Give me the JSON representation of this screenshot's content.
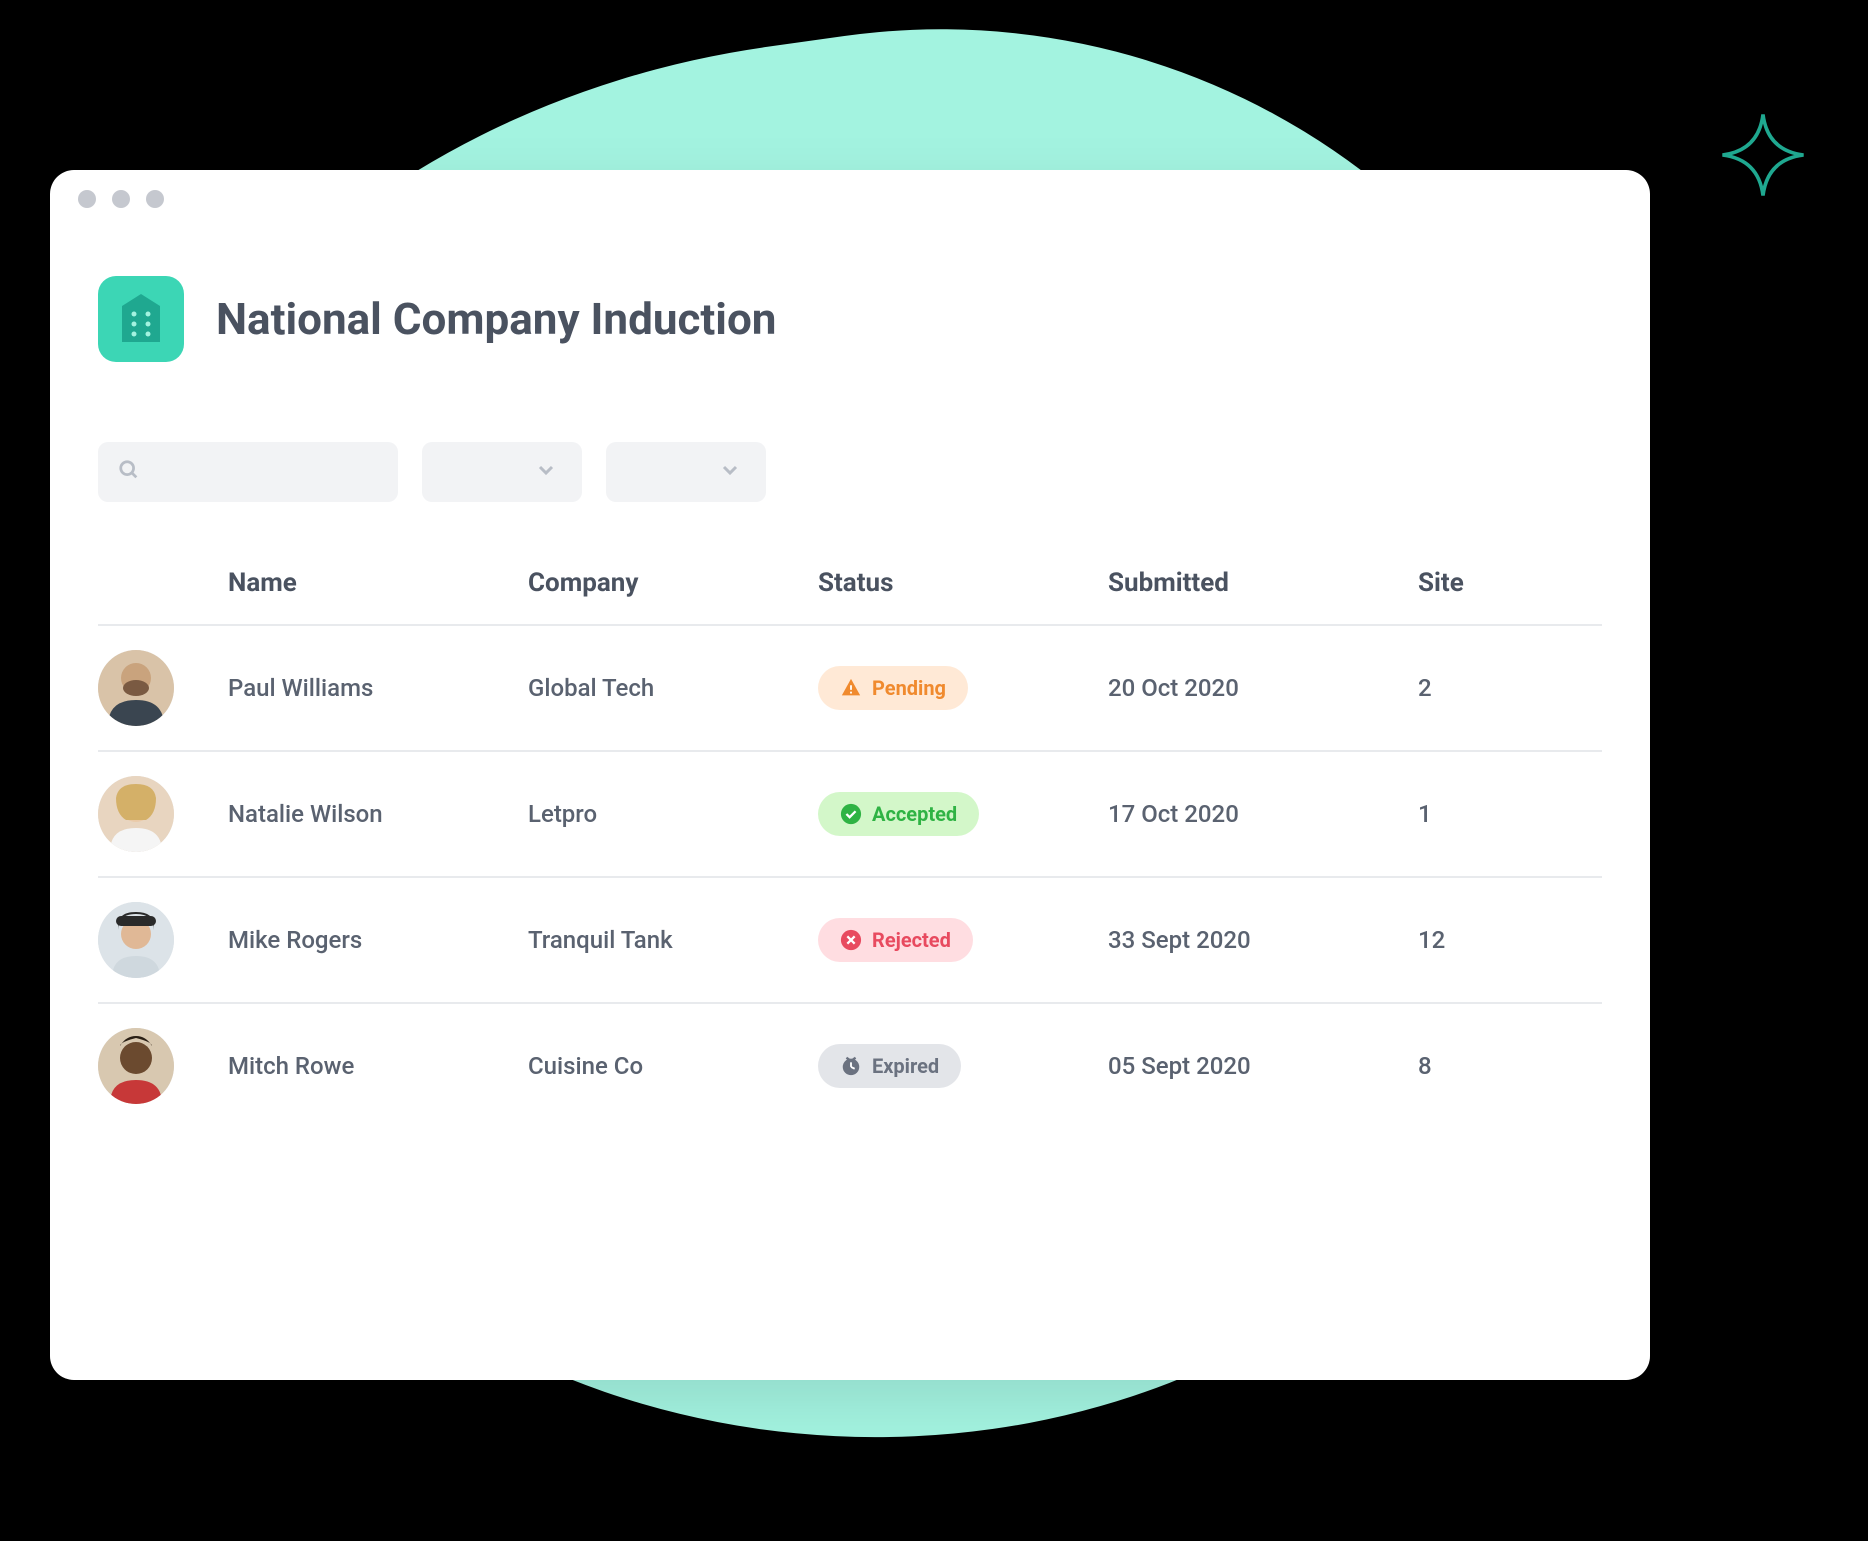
{
  "page": {
    "title": "National Company Induction"
  },
  "columns": {
    "name": "Name",
    "company": "Company",
    "status": "Status",
    "submitted": "Submitted",
    "site": "Site"
  },
  "rows": [
    {
      "name": "Paul Williams",
      "company": "Global Tech",
      "status": "Pending",
      "status_type": "pending",
      "submitted": "20 Oct 2020",
      "site": "2"
    },
    {
      "name": "Natalie Wilson",
      "company": "Letpro",
      "status": "Accepted",
      "status_type": "accepted",
      "submitted": "17 Oct 2020",
      "site": "1"
    },
    {
      "name": "Mike Rogers",
      "company": "Tranquil Tank",
      "status": "Rejected",
      "status_type": "rejected",
      "submitted": "33 Sept 2020",
      "site": "12"
    },
    {
      "name": "Mitch Rowe",
      "company": "Cuisine Co",
      "status": "Expired",
      "status_type": "expired",
      "submitted": "05 Sept 2020",
      "site": "8"
    }
  ],
  "colors": {
    "accent": "#3cd6b5",
    "pending_bg": "#ffe9d6",
    "pending_fg": "#f08a2e",
    "accepted_bg": "#d3f7c9",
    "accepted_fg": "#2fb344",
    "rejected_bg": "#ffdde1",
    "rejected_fg": "#e84a5f",
    "expired_bg": "#e3e5e9",
    "expired_fg": "#6b7280"
  },
  "icons": {
    "app": "building-icon",
    "search": "search-icon",
    "dropdown": "chevron-down-icon",
    "sparkle": "sparkle-icon",
    "pending": "warning-triangle-icon",
    "accepted": "check-circle-icon",
    "rejected": "x-circle-icon",
    "expired": "clock-icon"
  }
}
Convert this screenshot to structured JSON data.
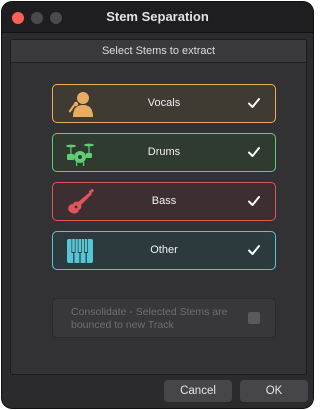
{
  "window": {
    "title": "Stem Separation"
  },
  "panel": {
    "header": "Select Stems to extract"
  },
  "stems": [
    {
      "label": "Vocals",
      "icon": "vocalist-icon",
      "checked": true,
      "color": "#e9ad62"
    },
    {
      "label": "Drums",
      "icon": "drum-kit-icon",
      "checked": true,
      "color": "#5fcd74"
    },
    {
      "label": "Bass",
      "icon": "guitar-icon",
      "checked": true,
      "color": "#e0545c"
    },
    {
      "label": "Other",
      "icon": "keyboard-icon",
      "checked": true,
      "color": "#56c6d6"
    }
  ],
  "consolidate": {
    "label": "Consolidate - Selected Stems are bounced to new Track",
    "checked": false,
    "enabled": false
  },
  "buttons": {
    "cancel": "Cancel",
    "ok": "OK"
  }
}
^^^^^^^^
> _Written request_:
Filter the entries down to the lines with the word "name" in them.

> _Written answer_:
    "name": "Name",
      "name": "Paul Williams",
      "name": "Natalie Wilson",
      "name": "Mike Rogers",
      "name": "Mitch Rowe",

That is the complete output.